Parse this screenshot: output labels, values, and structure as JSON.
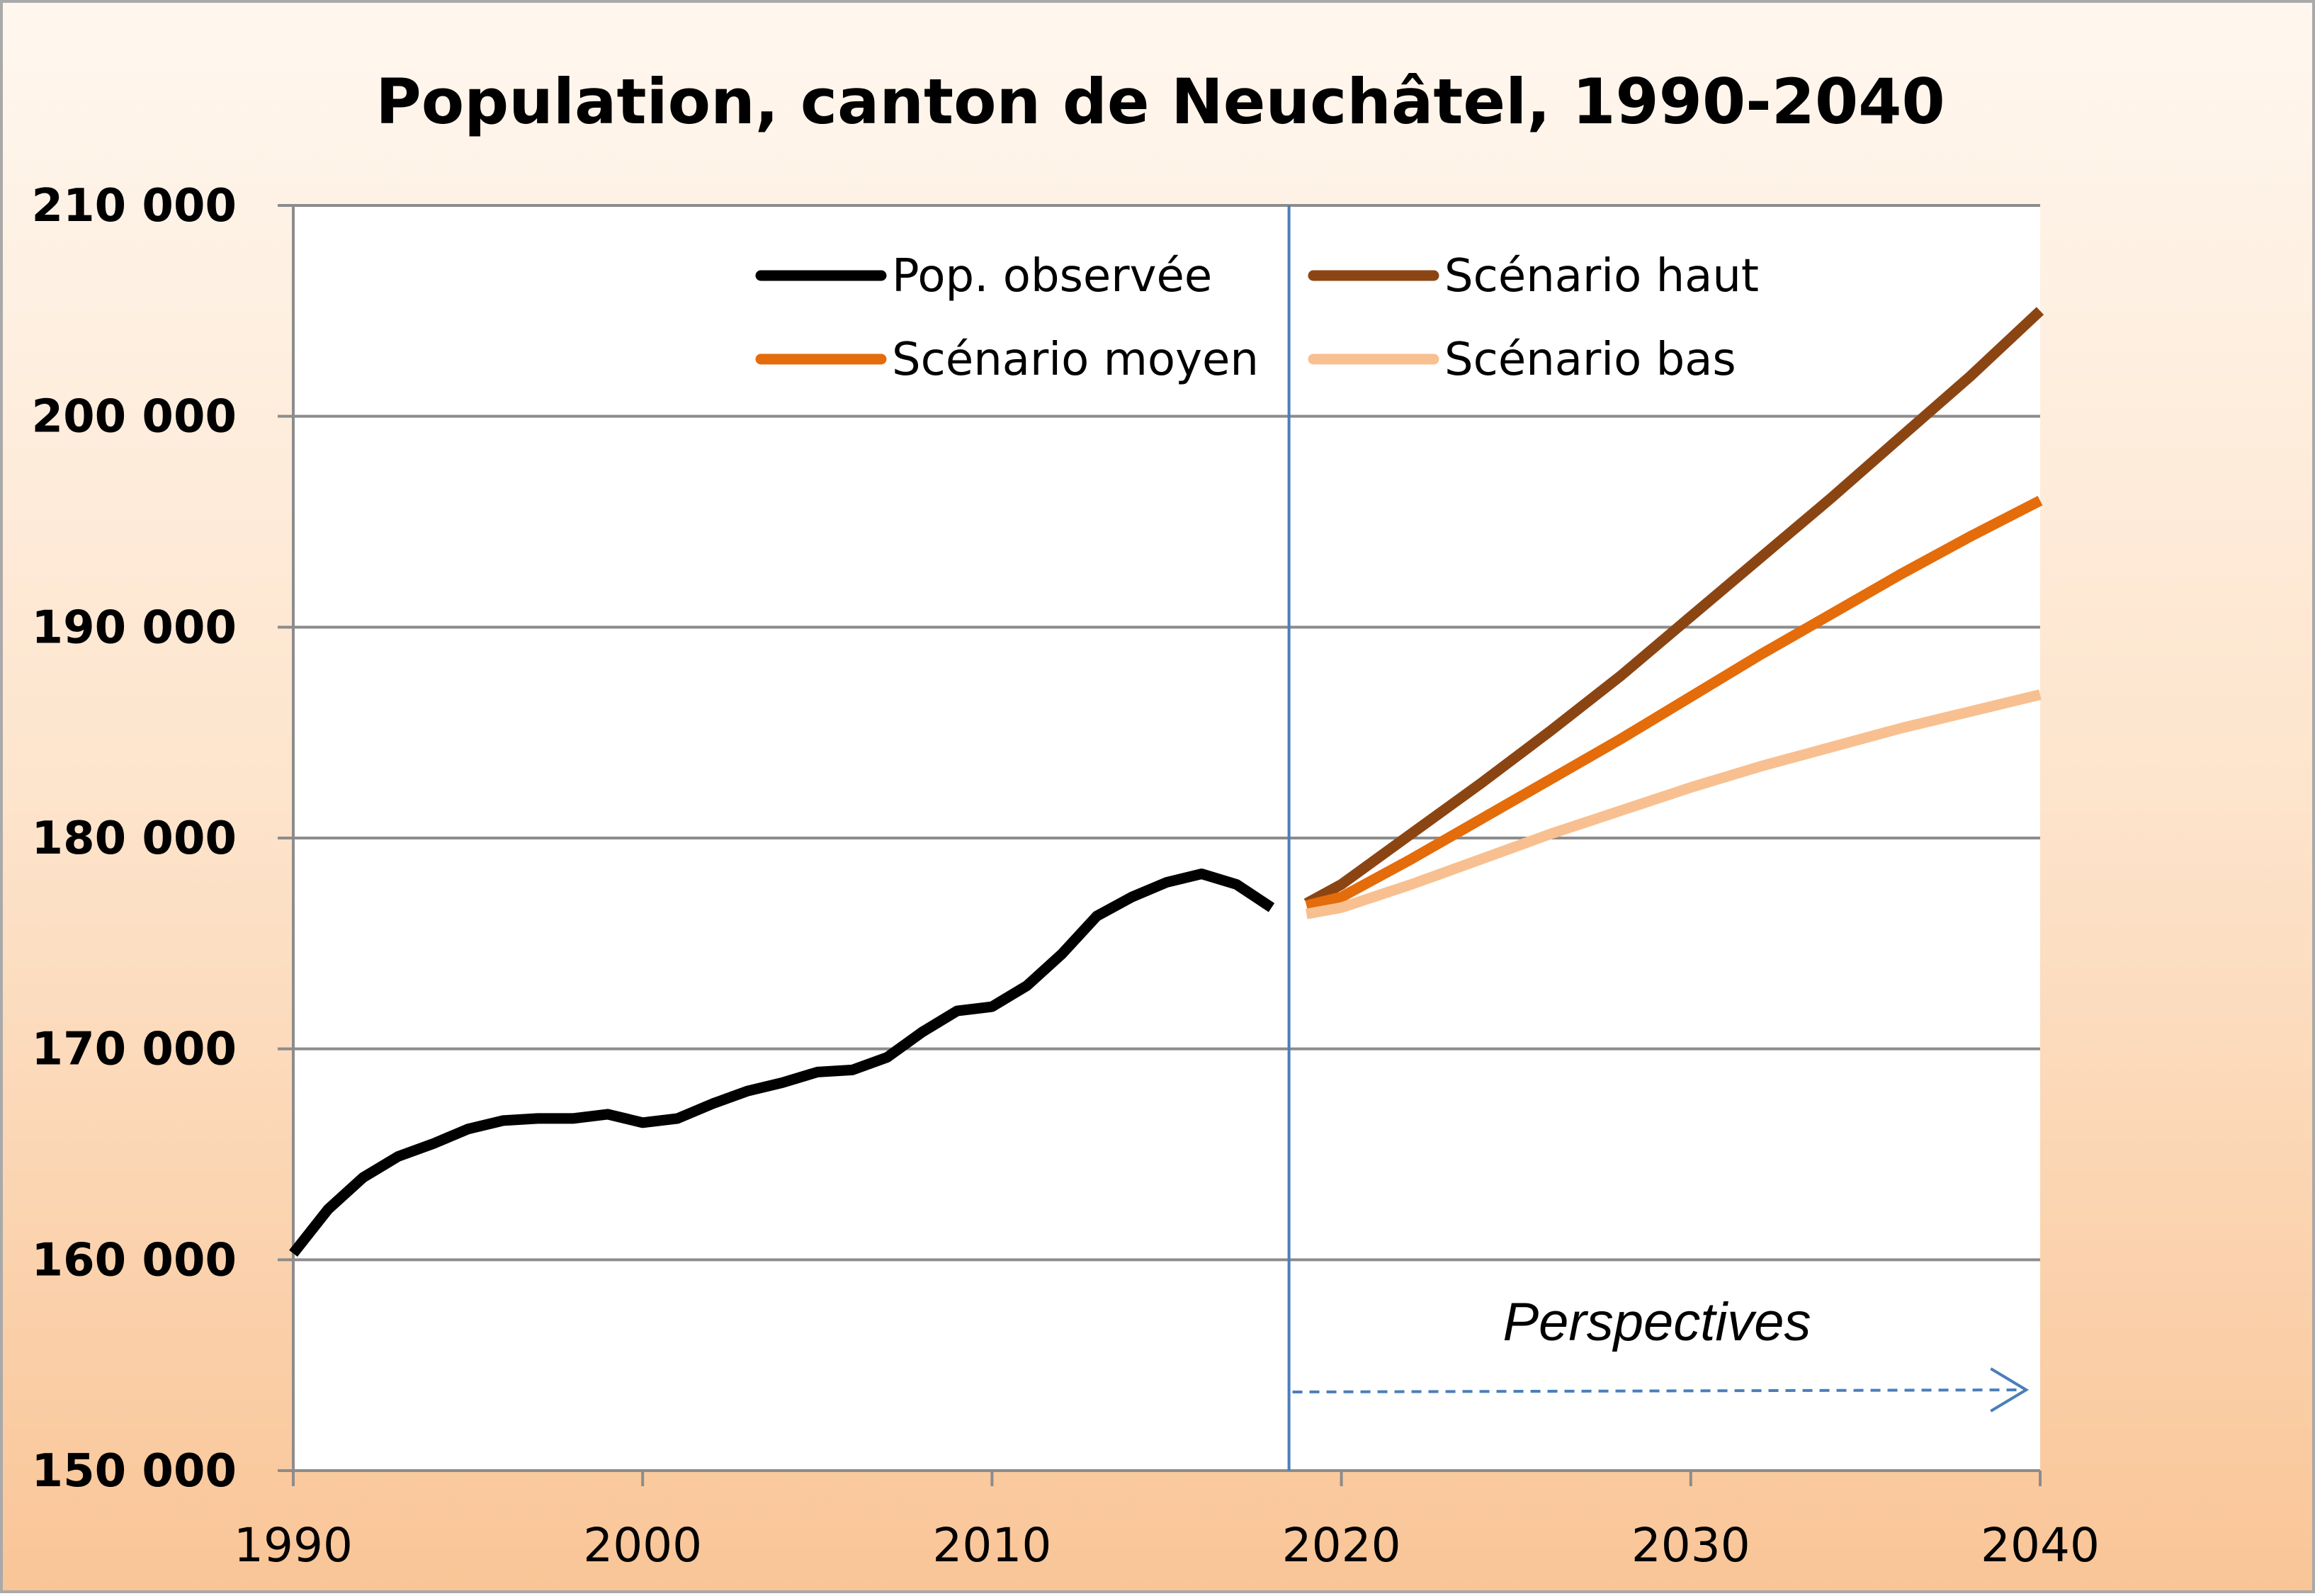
{
  "chart_data": {
    "type": "line",
    "title": "Population, canton de Neuchâtel, 1990-2040",
    "xlabel": "",
    "ylabel": "",
    "xlim": [
      1990,
      2040
    ],
    "ylim": [
      150000,
      210000
    ],
    "x_ticks": [
      1990,
      2000,
      2010,
      2020,
      2030,
      2040
    ],
    "y_ticks": [
      150000,
      160000,
      170000,
      180000,
      190000,
      200000,
      210000
    ],
    "y_tick_labels": [
      "150 000",
      "160 000",
      "170 000",
      "180 000",
      "190 000",
      "200 000",
      "210 000"
    ],
    "grid": "horizontal",
    "legend_position": "top",
    "series": [
      {
        "name": "Pop. observée",
        "color": "#000000",
        "x": [
          1990,
          1991,
          1992,
          1993,
          1994,
          1995,
          1996,
          1997,
          1998,
          1999,
          2000,
          2001,
          2002,
          2003,
          2004,
          2005,
          2006,
          2007,
          2008,
          2009,
          2010,
          2011,
          2012,
          2013,
          2014,
          2015,
          2016,
          2017,
          2018
        ],
        "y": [
          160300,
          162400,
          163900,
          164900,
          165500,
          166200,
          166600,
          166700,
          166700,
          166900,
          166500,
          166700,
          167400,
          168000,
          168400,
          168900,
          169000,
          169600,
          170800,
          171800,
          172000,
          173000,
          174500,
          176300,
          177200,
          177900,
          178300,
          177800,
          176700
        ]
      },
      {
        "name": "Scénario haut",
        "color": "#8b4513",
        "x": [
          2019,
          2020,
          2022,
          2024,
          2026,
          2028,
          2030,
          2032,
          2034,
          2036,
          2038,
          2040
        ],
        "y": [
          176900,
          177800,
          180200,
          182600,
          185100,
          187700,
          190500,
          193300,
          196100,
          199000,
          201900,
          205000
        ]
      },
      {
        "name": "Scénario moyen",
        "color": "#e46c0a",
        "x": [
          2019,
          2020,
          2022,
          2024,
          2026,
          2028,
          2030,
          2032,
          2034,
          2036,
          2038,
          2040
        ],
        "y": [
          176800,
          177200,
          179000,
          180900,
          182800,
          184700,
          186700,
          188700,
          190600,
          192500,
          194300,
          196000
        ]
      },
      {
        "name": "Scénario bas",
        "color": "#f8c090",
        "x": [
          2019,
          2020,
          2022,
          2024,
          2026,
          2028,
          2030,
          2032,
          2034,
          2036,
          2038,
          2040
        ],
        "y": [
          176400,
          176700,
          177800,
          179000,
          180200,
          181300,
          182400,
          183400,
          184300,
          185200,
          186000,
          186800
        ]
      }
    ],
    "annotations": [
      {
        "text": "Perspectives",
        "type": "arrow-right",
        "x_start": 2018.6,
        "x_end": 2039.6
      }
    ],
    "forecast_divider_x": 2018.5
  }
}
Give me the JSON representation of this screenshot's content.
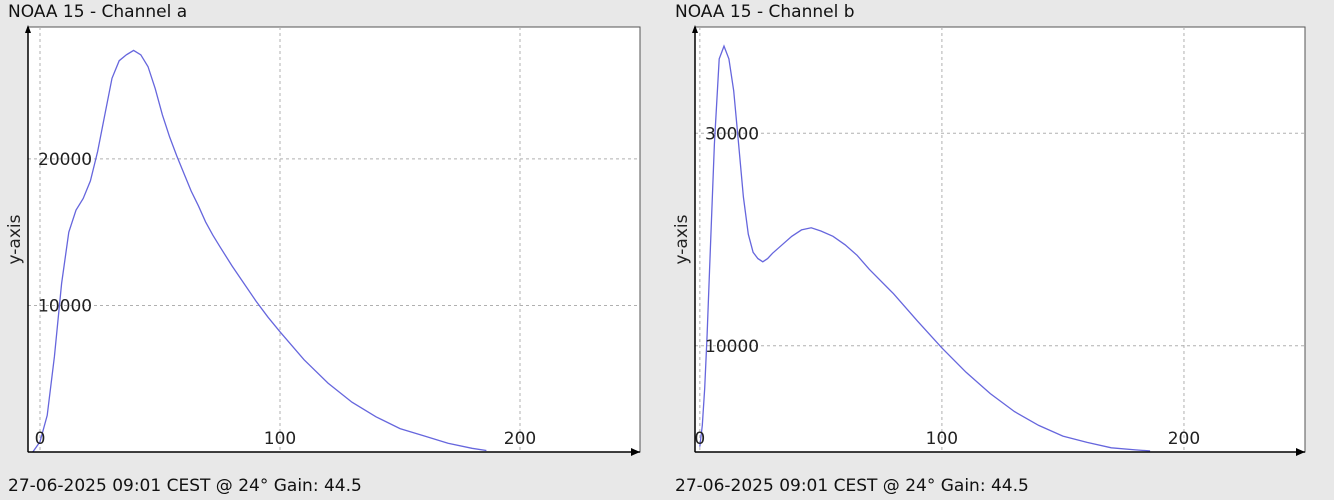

· · · ·

Pull out all lines from the entries above in which the word "color" appears.

- EXERCISE ANSWER
        "color": "#000000",
        "color": "#8b4513",
        "color": "#e46c0a",
        "color": "#f8c090",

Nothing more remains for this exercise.